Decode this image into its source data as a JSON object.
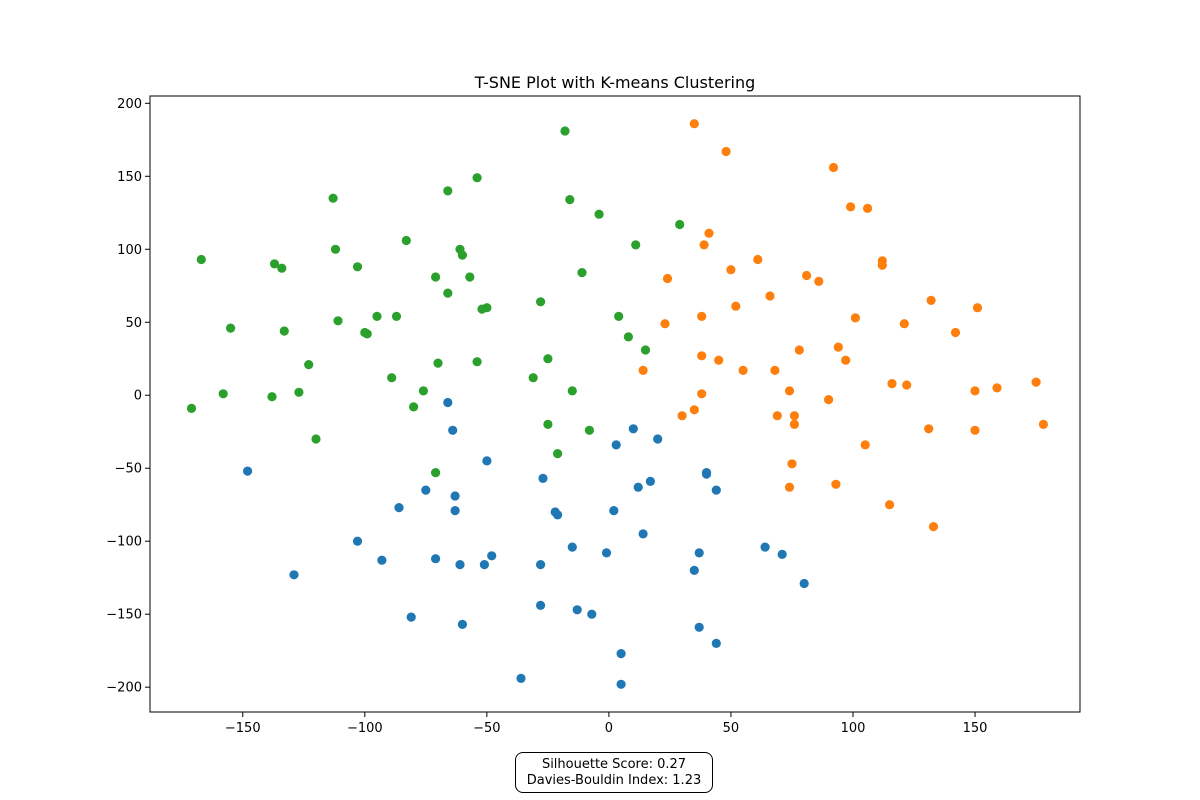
{
  "chart_data": {
    "type": "scatter",
    "title": "T-SNE Plot with K-means Clustering",
    "xlabel": "",
    "ylabel": "",
    "xlim": [
      -188,
      193
    ],
    "ylim": [
      -217,
      205
    ],
    "xticks": [
      -150,
      -100,
      -50,
      0,
      50,
      100,
      150
    ],
    "yticks": [
      -200,
      -150,
      -100,
      -50,
      0,
      50,
      100,
      150,
      200
    ],
    "xtick_labels": [
      "−150",
      "−100",
      "−50",
      "0",
      "50",
      "100",
      "150"
    ],
    "ytick_labels": [
      "−200",
      "−150",
      "−100",
      "−50",
      "0",
      "50",
      "100",
      "150",
      "200"
    ],
    "grid": false,
    "legend": "none",
    "series": [
      {
        "color": "#1f77b4",
        "points": [
          [
            -66,
            -5
          ],
          [
            -64,
            -24
          ],
          [
            -50,
            -45
          ],
          [
            -148,
            -52
          ],
          [
            -27,
            -57
          ],
          [
            -63,
            -69
          ],
          [
            -75,
            -65
          ],
          [
            -86,
            -77
          ],
          [
            -63,
            -79
          ],
          [
            -22,
            -80
          ],
          [
            -21,
            -82
          ],
          [
            3,
            -34
          ],
          [
            10,
            -23
          ],
          [
            20,
            -30
          ],
          [
            40,
            -53
          ],
          [
            40,
            -54
          ],
          [
            44,
            -65
          ],
          [
            12,
            -63
          ],
          [
            17,
            -59
          ],
          [
            2,
            -79
          ],
          [
            -15,
            -104
          ],
          [
            14,
            -95
          ],
          [
            -1,
            -108
          ],
          [
            -103,
            -100
          ],
          [
            -129,
            -123
          ],
          [
            -93,
            -113
          ],
          [
            -71,
            -112
          ],
          [
            -61,
            -116
          ],
          [
            -48,
            -110
          ],
          [
            -51,
            -116
          ],
          [
            -28,
            -116
          ],
          [
            -81,
            -152
          ],
          [
            -60,
            -157
          ],
          [
            -28,
            -144
          ],
          [
            -13,
            -147
          ],
          [
            -7,
            -150
          ],
          [
            5,
            -177
          ],
          [
            5,
            -198
          ],
          [
            -36,
            -194
          ],
          [
            35,
            -120
          ],
          [
            37,
            -108
          ],
          [
            37,
            -159
          ],
          [
            44,
            -170
          ],
          [
            64,
            -104
          ],
          [
            71,
            -109
          ],
          [
            80,
            -129
          ]
        ]
      },
      {
        "color": "#ff7f0e",
        "points": [
          [
            35,
            186
          ],
          [
            48,
            167
          ],
          [
            92,
            156
          ],
          [
            99,
            129
          ],
          [
            106,
            128
          ],
          [
            41,
            111
          ],
          [
            39,
            103
          ],
          [
            112,
            92
          ],
          [
            112,
            89
          ],
          [
            61,
            93
          ],
          [
            50,
            86
          ],
          [
            24,
            80
          ],
          [
            81,
            82
          ],
          [
            86,
            78
          ],
          [
            66,
            68
          ],
          [
            132,
            65
          ],
          [
            151,
            60
          ],
          [
            52,
            61
          ],
          [
            101,
            53
          ],
          [
            23,
            49
          ],
          [
            121,
            49
          ],
          [
            38,
            54
          ],
          [
            142,
            43
          ],
          [
            94,
            33
          ],
          [
            78,
            31
          ],
          [
            97,
            24
          ],
          [
            38,
            27
          ],
          [
            45,
            24
          ],
          [
            55,
            17
          ],
          [
            68,
            17
          ],
          [
            14,
            17
          ],
          [
            116,
            8
          ],
          [
            122,
            7
          ],
          [
            175,
            9
          ],
          [
            159,
            5
          ],
          [
            150,
            3
          ],
          [
            74,
            3
          ],
          [
            38,
            1
          ],
          [
            90,
            -3
          ],
          [
            30,
            -14
          ],
          [
            35,
            -10
          ],
          [
            69,
            -14
          ],
          [
            76,
            -14
          ],
          [
            76,
            -20
          ],
          [
            131,
            -23
          ],
          [
            150,
            -24
          ],
          [
            178,
            -20
          ],
          [
            105,
            -34
          ],
          [
            75,
            -47
          ],
          [
            93,
            -61
          ],
          [
            74,
            -63
          ],
          [
            115,
            -75
          ],
          [
            133,
            -90
          ]
        ]
      },
      {
        "color": "#2ca02c",
        "points": [
          [
            -18,
            181
          ],
          [
            -54,
            149
          ],
          [
            -66,
            140
          ],
          [
            -113,
            135
          ],
          [
            -16,
            134
          ],
          [
            -4,
            124
          ],
          [
            29,
            117
          ],
          [
            11,
            103
          ],
          [
            -167,
            93
          ],
          [
            -137,
            90
          ],
          [
            -134,
            87
          ],
          [
            -112,
            100
          ],
          [
            -103,
            88
          ],
          [
            -83,
            106
          ],
          [
            -61,
            100
          ],
          [
            -60,
            96
          ],
          [
            -71,
            81
          ],
          [
            -57,
            81
          ],
          [
            -11,
            84
          ],
          [
            -66,
            70
          ],
          [
            -28,
            64
          ],
          [
            -50,
            60
          ],
          [
            -52,
            59
          ],
          [
            -155,
            46
          ],
          [
            -133,
            44
          ],
          [
            -111,
            51
          ],
          [
            -100,
            43
          ],
          [
            -99,
            42
          ],
          [
            -95,
            54
          ],
          [
            -87,
            54
          ],
          [
            4,
            54
          ],
          [
            8,
            40
          ],
          [
            15,
            31
          ],
          [
            -25,
            25
          ],
          [
            -54,
            23
          ],
          [
            -70,
            22
          ],
          [
            -123,
            21
          ],
          [
            -89,
            12
          ],
          [
            -31,
            12
          ],
          [
            -76,
            3
          ],
          [
            -15,
            3
          ],
          [
            -158,
            1
          ],
          [
            -127,
            2
          ],
          [
            -138,
            -1
          ],
          [
            -171,
            -9
          ],
          [
            -80,
            -8
          ],
          [
            -120,
            -30
          ],
          [
            -25,
            -20
          ],
          [
            -8,
            -24
          ],
          [
            -21,
            -40
          ],
          [
            -71,
            -53
          ]
        ]
      }
    ]
  },
  "metrics": {
    "silhouette": "Silhouette Score: 0.27",
    "davies_bouldin": "Davies-Bouldin Index: 1.23"
  }
}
━━━━
Search the listing for the word "color". Copy every line in which it occurs.

■ COMPLETE OUTPUT ■
        "color": "#1f77b4",
        "color": "#ff7f0e",
        "color": "#2ca02c",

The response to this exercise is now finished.